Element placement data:
[START]

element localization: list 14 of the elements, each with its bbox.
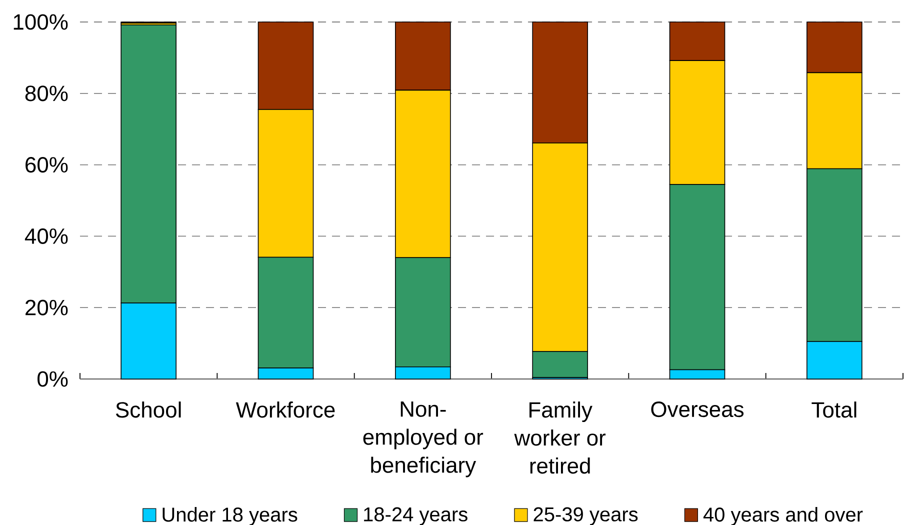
- y-tick-label: 20%: [26, 300, 68, 316]
- y-tick-label: 60%: [26, 157, 68, 173]
- y-tick-label: 40%: [24, 228, 68, 244]
- x-tick-label: Non-employed or beneficiary: [363, 402, 484, 478]
- legend-label: 18-24 years: [364, 507, 468, 525]
- x-tick-label: Total: [812, 402, 856, 418]
- y-tick-label: 80%: [25, 86, 68, 102]
- x-tick-label: Overseas: [651, 402, 744, 418]
- x-tick-label: Family worker or retired: [514, 402, 606, 474]
- x-tick-label: Workforce: [236, 402, 335, 418]
- y-tick-label: 0%: [38, 371, 68, 387]
- y-tick-label: 100%: [14, 14, 68, 30]
- x-tick-label: School: [116, 402, 181, 418]
- legend-label: 25-39 years: [534, 507, 638, 525]
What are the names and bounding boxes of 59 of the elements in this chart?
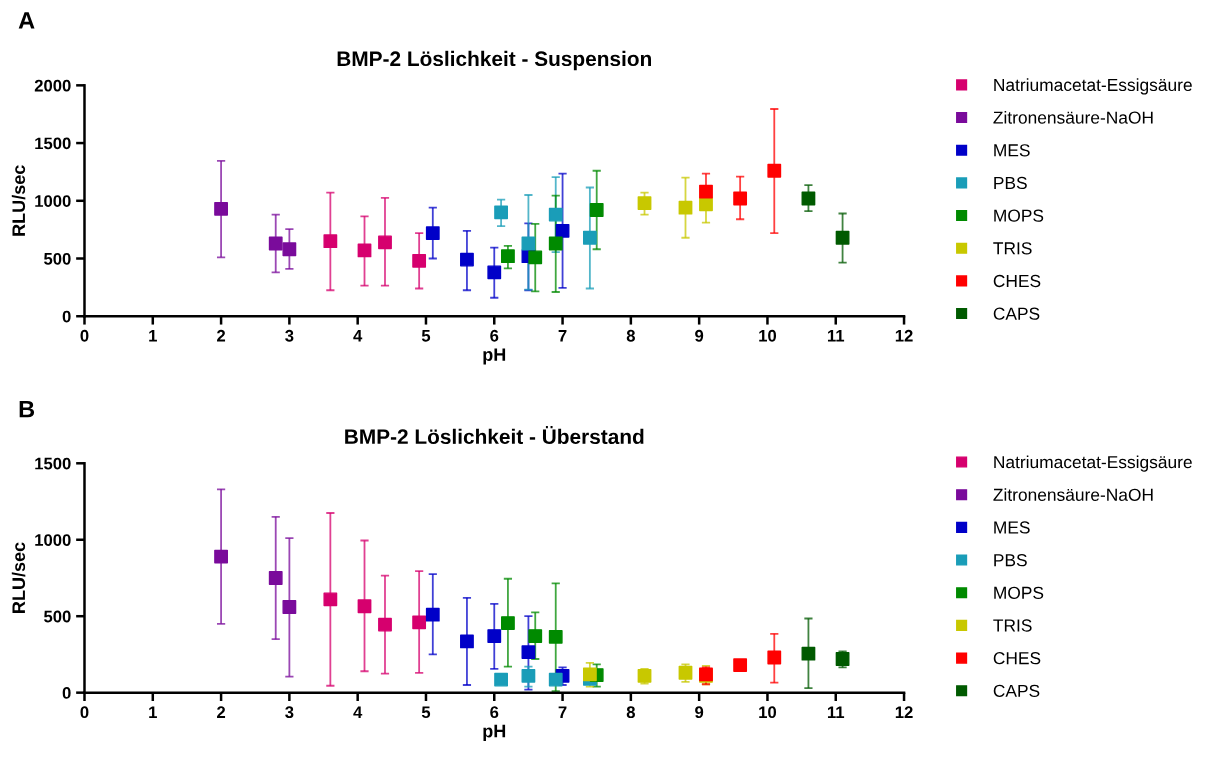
x-tick-label: 2 xyxy=(217,329,226,342)
y-tick-label: 500 xyxy=(44,610,71,623)
legend-label: MOPS xyxy=(994,209,1044,222)
x-tick-label: 1 xyxy=(149,706,157,718)
x-tick-label: 3 xyxy=(285,329,294,342)
x-tick-label: 10 xyxy=(759,329,777,342)
y-axis-title: RLU/sec xyxy=(11,542,26,613)
x-tick-label: 0 xyxy=(80,329,89,342)
legend-label: CAPS xyxy=(993,684,1040,698)
y-tick-label: 2000 xyxy=(34,79,71,92)
x-tick-label: 3 xyxy=(285,706,294,719)
y-tick-label: 1000 xyxy=(35,195,71,207)
x-tick-label: 11 xyxy=(827,330,845,342)
legend-label: Natriumacetat-Essigsäure xyxy=(994,455,1192,472)
y-axis-title: RLU/sec xyxy=(11,165,26,236)
legend-label: MES xyxy=(994,144,1030,157)
y-tick-label: 1000 xyxy=(35,534,71,546)
y-tick-label: 0 xyxy=(62,687,71,699)
x-tick-label: 0 xyxy=(80,706,89,719)
x-tick-label: 5 xyxy=(421,330,431,342)
x-tick-label: 4 xyxy=(353,330,363,342)
x-axis-title: pH xyxy=(483,724,506,741)
legend-label: Zitronensäure-NaOH xyxy=(993,111,1153,124)
legend-label: PBS xyxy=(994,176,1027,190)
x-tick-label: 2 xyxy=(217,706,226,718)
x-tick-label: 9 xyxy=(695,706,704,719)
x-tick-label: 1 xyxy=(149,330,157,342)
legend-label: TRIS xyxy=(993,619,1032,632)
y-tick-label: 500 xyxy=(44,252,71,265)
x-tick-label: 12 xyxy=(895,706,913,718)
legend-label: PBS xyxy=(994,554,1027,567)
legend-label: TRIS xyxy=(993,242,1032,255)
legend-label: CHES xyxy=(993,274,1041,288)
x-tick-label: 9 xyxy=(695,329,704,342)
x-tick-label: 12 xyxy=(895,329,913,342)
legend-label: Zitronensäure-NaOH xyxy=(993,488,1153,501)
legend-label: CAPS xyxy=(993,307,1040,320)
text: A xyxy=(18,12,35,29)
y-tick-label: 1500 xyxy=(35,137,71,150)
chart-title: BMP-2 Löslichkeit - Suspension xyxy=(337,50,651,71)
x-tick-label: 7 xyxy=(558,706,567,718)
legend-label: Natriumacetat-Essigsäure xyxy=(994,78,1192,95)
x-tick-label: 8 xyxy=(626,329,635,342)
legend-label: MES xyxy=(994,521,1030,534)
x-axis-title: pH xyxy=(483,348,506,365)
legend-label: CHES xyxy=(993,652,1041,665)
x-tick-label: 11 xyxy=(827,706,845,718)
chart-title: BMP-2 Löslichkeit - Überstand xyxy=(345,426,644,445)
y-tick-label: 0 xyxy=(62,310,71,323)
x-tick-label: 6 xyxy=(490,706,499,719)
x-tick-label: 5 xyxy=(421,706,431,719)
x-tick-label: 6 xyxy=(490,329,499,342)
x-tick-label: 10 xyxy=(759,706,777,719)
text: B xyxy=(19,400,35,418)
x-tick-label: 8 xyxy=(626,706,635,719)
x-tick-label: 4 xyxy=(353,706,363,718)
legend-label: MOPS xyxy=(994,586,1044,599)
y-tick-label: 1500 xyxy=(35,457,71,470)
x-tick-label: 7 xyxy=(558,330,567,342)
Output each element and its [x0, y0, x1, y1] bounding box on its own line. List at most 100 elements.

[END]

→ What this task involves:
Copy every line of the records above word for word, leaving out the picture lines.

→ Solution for this problem:
element localization: list 14 of the elements, each with its bbox.
- y-tick-label: 20%: [26, 300, 68, 316]
- y-tick-label: 60%: [26, 157, 68, 173]
- y-tick-label: 40%: [24, 228, 68, 244]
- x-tick-label: Non-employed or beneficiary: [363, 402, 484, 478]
- legend-label: 18-24 years: [364, 507, 468, 525]
- x-tick-label: Total: [812, 402, 856, 418]
- y-tick-label: 80%: [25, 86, 68, 102]
- x-tick-label: Overseas: [651, 402, 744, 418]
- x-tick-label: Family worker or retired: [514, 402, 606, 474]
- x-tick-label: Workforce: [236, 402, 335, 418]
- y-tick-label: 0%: [38, 371, 68, 387]
- y-tick-label: 100%: [14, 14, 68, 30]
- x-tick-label: School: [116, 402, 181, 418]
- legend-label: 25-39 years: [534, 507, 638, 525]
What are the names and bounding boxes of 59 of the elements in this chart?
x-tick-label: 2 xyxy=(217,329,226,342)
y-tick-label: 500 xyxy=(44,610,71,623)
legend-label: MOPS xyxy=(994,209,1044,222)
x-tick-label: 1 xyxy=(149,706,157,718)
x-tick-label: 3 xyxy=(285,329,294,342)
x-tick-label: 10 xyxy=(759,329,777,342)
y-axis-title: RLU/sec xyxy=(11,542,26,613)
x-tick-label: 0 xyxy=(80,329,89,342)
legend-label: CAPS xyxy=(993,684,1040,698)
y-tick-label: 2000 xyxy=(34,79,71,92)
x-tick-label: 3 xyxy=(285,706,294,719)
y-tick-label: 1000 xyxy=(35,195,71,207)
x-tick-label: 11 xyxy=(827,330,845,342)
legend-label: Natriumacetat-Essigsäure xyxy=(994,455,1192,472)
y-axis-title: RLU/sec xyxy=(11,165,26,236)
legend-label: MES xyxy=(994,144,1030,157)
y-tick-label: 1000 xyxy=(35,534,71,546)
y-tick-label: 0 xyxy=(62,687,71,699)
x-tick-label: 0 xyxy=(80,706,89,719)
x-tick-label: 5 xyxy=(421,330,431,342)
x-tick-label: 4 xyxy=(353,330,363,342)
x-axis-title: pH xyxy=(483,724,506,741)
legend-label: Zitronensäure-NaOH xyxy=(993,111,1153,124)
legend-label: PBS xyxy=(994,176,1027,190)
x-tick-label: 2 xyxy=(217,706,226,718)
x-tick-label: 9 xyxy=(695,706,704,719)
x-tick-label: 1 xyxy=(149,330,157,342)
legend-label: TRIS xyxy=(993,619,1032,632)
y-tick-label: 500 xyxy=(44,252,71,265)
x-tick-label: 12 xyxy=(895,706,913,718)
legend-label: PBS xyxy=(994,554,1027,567)
legend-label: TRIS xyxy=(993,242,1032,255)
legend-label: CHES xyxy=(993,274,1041,288)
x-tick-label: 9 xyxy=(695,329,704,342)
x-tick-label: 12 xyxy=(895,329,913,342)
legend-label: Zitronensäure-NaOH xyxy=(993,488,1153,501)
legend-label: CAPS xyxy=(993,307,1040,320)
text: A xyxy=(18,12,35,29)
y-tick-label: 1500 xyxy=(35,137,71,150)
chart-title: BMP-2 Löslichkeit - Suspension xyxy=(337,50,651,71)
x-tick-label: 7 xyxy=(558,706,567,718)
legend-label: Natriumacetat-Essigsäure xyxy=(994,78,1192,95)
x-tick-label: 8 xyxy=(626,329,635,342)
legend-label: MES xyxy=(994,521,1030,534)
x-axis-title: pH xyxy=(483,348,506,365)
legend-label: CHES xyxy=(993,652,1041,665)
x-tick-label: 11 xyxy=(827,706,845,718)
chart-title: BMP-2 Löslichkeit - Überstand xyxy=(345,426,644,445)
y-tick-label: 0 xyxy=(62,310,71,323)
x-tick-label: 6 xyxy=(490,706,499,719)
x-tick-label: 5 xyxy=(421,706,431,719)
x-tick-label: 6 xyxy=(490,329,499,342)
x-tick-label: 10 xyxy=(759,706,777,719)
text: B xyxy=(19,400,35,418)
x-tick-label: 8 xyxy=(626,706,635,719)
x-tick-label: 4 xyxy=(353,706,363,718)
legend-label: MOPS xyxy=(994,586,1044,599)
y-tick-label: 1500 xyxy=(35,457,71,470)
x-tick-label: 7 xyxy=(558,330,567,342)
Output each element and its [x0, y0, x1, y1] bounding box on its own line. List at most 100 elements.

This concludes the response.